Soap and Water: Diedrick Brackens and YBCA

Our critic comes clean at YBCA

Nobody likes to admit they’re wrong. I was wrong.

Last year, I walked into Bay Area Then at YBCA with a chip on my shoulder.

Rather than judiciously attending to the art on display, I clamped onto my anger about the ignominious way the previous year’s Bay Area Now had collapsed: artists on strike over Gaza, the museum closing, and no meaningful response from the executive board. At the same time, some artist friends who might have actually benefited from the exhibition had their work removed because of the strident (and justified) imperatives of those more directly involved in the protest. Muddied by this clusterfuck of irresolvable demands, the YBCA seemed to have wiped its dirty hands clean with the bold political pronouncements of a few artists in Bay Area Then. So I wrote an angry, overly critical review—a poorly considered hit piece aimed at what I saw as YBCA’s institutional failures.

Of course I was wrong.

→ RECORD EXTRACTS
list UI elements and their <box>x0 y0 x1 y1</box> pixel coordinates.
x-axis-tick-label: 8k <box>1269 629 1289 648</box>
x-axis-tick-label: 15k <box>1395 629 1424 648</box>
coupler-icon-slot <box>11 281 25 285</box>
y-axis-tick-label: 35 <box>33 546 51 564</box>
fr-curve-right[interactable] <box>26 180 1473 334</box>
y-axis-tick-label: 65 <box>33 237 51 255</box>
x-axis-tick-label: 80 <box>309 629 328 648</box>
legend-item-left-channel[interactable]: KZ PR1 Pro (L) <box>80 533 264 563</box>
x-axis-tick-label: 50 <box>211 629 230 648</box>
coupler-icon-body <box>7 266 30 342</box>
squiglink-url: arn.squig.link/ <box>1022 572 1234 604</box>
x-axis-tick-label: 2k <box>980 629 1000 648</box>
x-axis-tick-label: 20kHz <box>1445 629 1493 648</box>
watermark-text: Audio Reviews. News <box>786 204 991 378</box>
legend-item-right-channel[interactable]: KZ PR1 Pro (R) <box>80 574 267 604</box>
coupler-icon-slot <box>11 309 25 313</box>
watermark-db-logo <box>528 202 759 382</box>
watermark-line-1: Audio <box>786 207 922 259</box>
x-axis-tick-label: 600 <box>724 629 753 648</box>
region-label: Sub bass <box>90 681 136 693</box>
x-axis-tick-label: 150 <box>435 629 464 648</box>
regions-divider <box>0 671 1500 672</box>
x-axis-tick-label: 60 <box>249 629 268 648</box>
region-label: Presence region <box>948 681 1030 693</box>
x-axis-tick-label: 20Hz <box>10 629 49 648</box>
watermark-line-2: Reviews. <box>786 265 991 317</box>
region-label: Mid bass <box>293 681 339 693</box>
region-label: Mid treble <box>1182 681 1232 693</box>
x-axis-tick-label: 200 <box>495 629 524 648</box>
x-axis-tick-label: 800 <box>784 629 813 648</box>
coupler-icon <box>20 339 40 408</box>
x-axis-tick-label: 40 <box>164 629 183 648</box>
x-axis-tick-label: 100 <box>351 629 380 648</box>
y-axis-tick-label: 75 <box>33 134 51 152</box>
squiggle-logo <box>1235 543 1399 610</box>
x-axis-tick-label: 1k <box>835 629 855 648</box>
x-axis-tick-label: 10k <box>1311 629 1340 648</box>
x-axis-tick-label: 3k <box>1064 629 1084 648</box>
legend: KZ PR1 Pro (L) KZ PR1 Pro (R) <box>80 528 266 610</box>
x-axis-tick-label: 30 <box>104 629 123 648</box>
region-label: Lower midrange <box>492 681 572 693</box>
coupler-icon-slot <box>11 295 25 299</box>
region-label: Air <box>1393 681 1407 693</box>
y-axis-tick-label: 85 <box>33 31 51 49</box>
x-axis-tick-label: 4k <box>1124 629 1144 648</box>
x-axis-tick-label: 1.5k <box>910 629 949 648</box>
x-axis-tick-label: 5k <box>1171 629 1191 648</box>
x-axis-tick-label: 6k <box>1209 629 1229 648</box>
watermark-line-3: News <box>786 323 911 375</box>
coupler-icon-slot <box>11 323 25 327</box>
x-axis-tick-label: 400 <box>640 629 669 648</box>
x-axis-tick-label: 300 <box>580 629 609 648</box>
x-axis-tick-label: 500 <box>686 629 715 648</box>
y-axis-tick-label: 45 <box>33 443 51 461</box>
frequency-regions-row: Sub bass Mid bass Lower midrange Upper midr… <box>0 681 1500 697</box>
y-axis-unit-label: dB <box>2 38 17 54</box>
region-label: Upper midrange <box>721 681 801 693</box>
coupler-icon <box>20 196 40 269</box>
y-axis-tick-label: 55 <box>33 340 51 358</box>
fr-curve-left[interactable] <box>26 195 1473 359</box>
==
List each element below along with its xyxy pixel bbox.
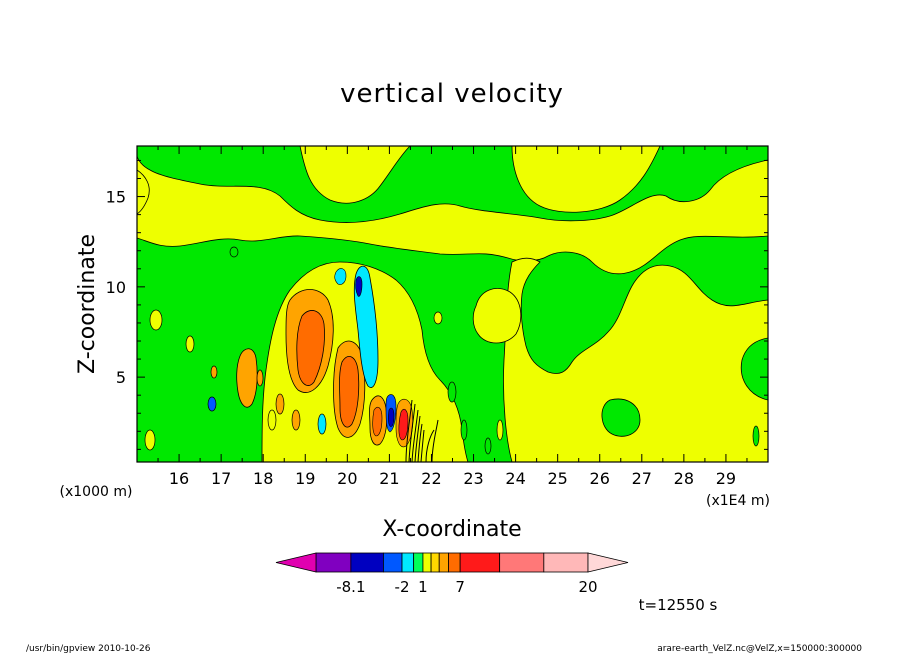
* * *
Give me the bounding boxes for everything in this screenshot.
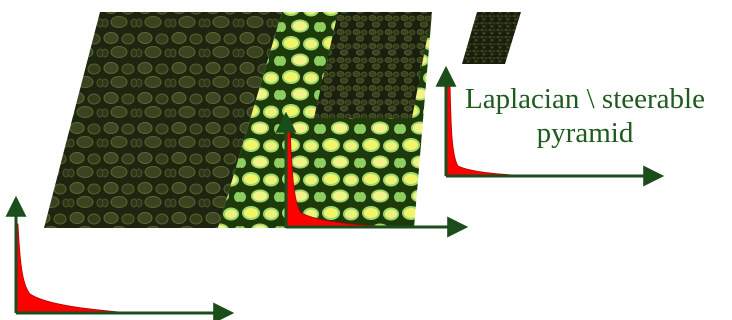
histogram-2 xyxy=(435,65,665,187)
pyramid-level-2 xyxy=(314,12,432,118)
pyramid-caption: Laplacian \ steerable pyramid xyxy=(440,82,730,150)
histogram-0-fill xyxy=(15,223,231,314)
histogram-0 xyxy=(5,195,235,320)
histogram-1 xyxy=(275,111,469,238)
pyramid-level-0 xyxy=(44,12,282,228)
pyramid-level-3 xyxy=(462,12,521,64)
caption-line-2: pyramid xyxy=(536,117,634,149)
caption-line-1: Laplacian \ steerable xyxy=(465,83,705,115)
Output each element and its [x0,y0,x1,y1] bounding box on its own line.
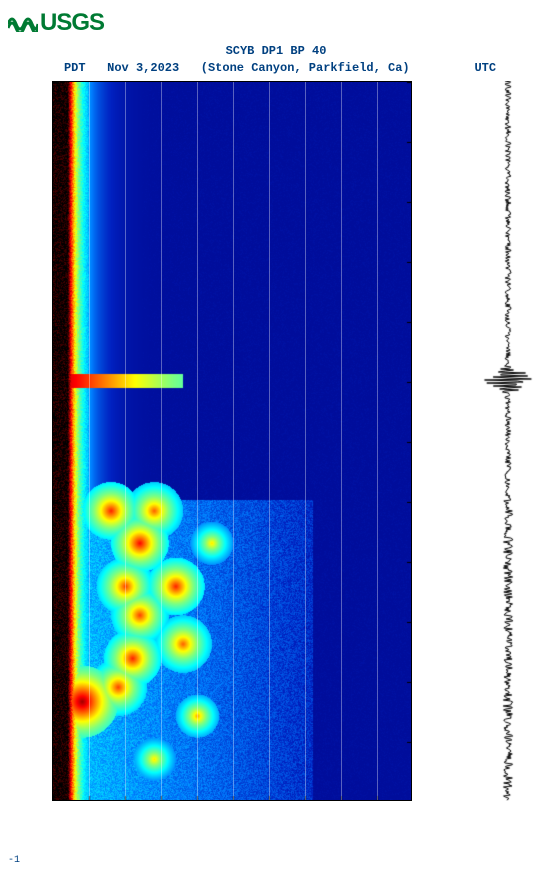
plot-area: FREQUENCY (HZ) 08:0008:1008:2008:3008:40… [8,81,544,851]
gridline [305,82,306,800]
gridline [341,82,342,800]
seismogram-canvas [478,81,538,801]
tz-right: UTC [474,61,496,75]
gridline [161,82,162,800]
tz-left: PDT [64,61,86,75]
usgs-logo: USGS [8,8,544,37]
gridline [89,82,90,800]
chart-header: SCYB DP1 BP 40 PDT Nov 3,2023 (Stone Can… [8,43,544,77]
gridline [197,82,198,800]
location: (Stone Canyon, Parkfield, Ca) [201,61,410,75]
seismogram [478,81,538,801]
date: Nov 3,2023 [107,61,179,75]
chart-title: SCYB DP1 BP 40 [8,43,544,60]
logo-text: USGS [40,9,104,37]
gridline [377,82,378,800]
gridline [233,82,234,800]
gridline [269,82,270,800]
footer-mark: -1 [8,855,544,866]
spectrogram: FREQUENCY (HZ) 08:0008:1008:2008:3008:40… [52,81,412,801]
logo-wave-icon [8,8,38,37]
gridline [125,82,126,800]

→ WRITTEN TASKS
(1) In the review of Diedrick Brackens and YBCA, which exhibition did the critic walk into last year?
(2) Please pick up the review of Diedrick Brackens and YBCA after its final line and keep writing it.

→ RESULTS OF THE TASKS
(1) Bay Area Then at YBCA.

(2)
Seeing Diedrick Brackens’s gather tender night led me to recognize a profound shift—first that the YBCA had already changed for the better by Bay Area Then.  And, since then, the broader conditions surrounding this dear institution had changed for the worse. Put simply: how we look at art, and what we look for when we look to art, has dramatically shifted over the past year, and I’m glad I returned to YBCA for this show.

I had been fatigued by activist art rooted in identity that felt impotent. My bugbear was Rigo 23’s Terra Nullius (2025), an updated pastiche of Francisco Goya’s The Third of May 1808 (1814). Rigo’s version posited a Palestinian family attacked by drones in the place of Goya’s suspected insurrectionists on the firing line, with the familiar spires of Sutro Tower replacing the townscape and steeple. At the time—before the inescapable catastrophes of the previous year—the work struck me as overly literal and momentary, its message blunted by its directness. My own cowardly dismissal was mistaken. What once seemed a pat gesture now reads as an ever-prescient indictment. Art, thankfully, always outlives such petulant apoplexy.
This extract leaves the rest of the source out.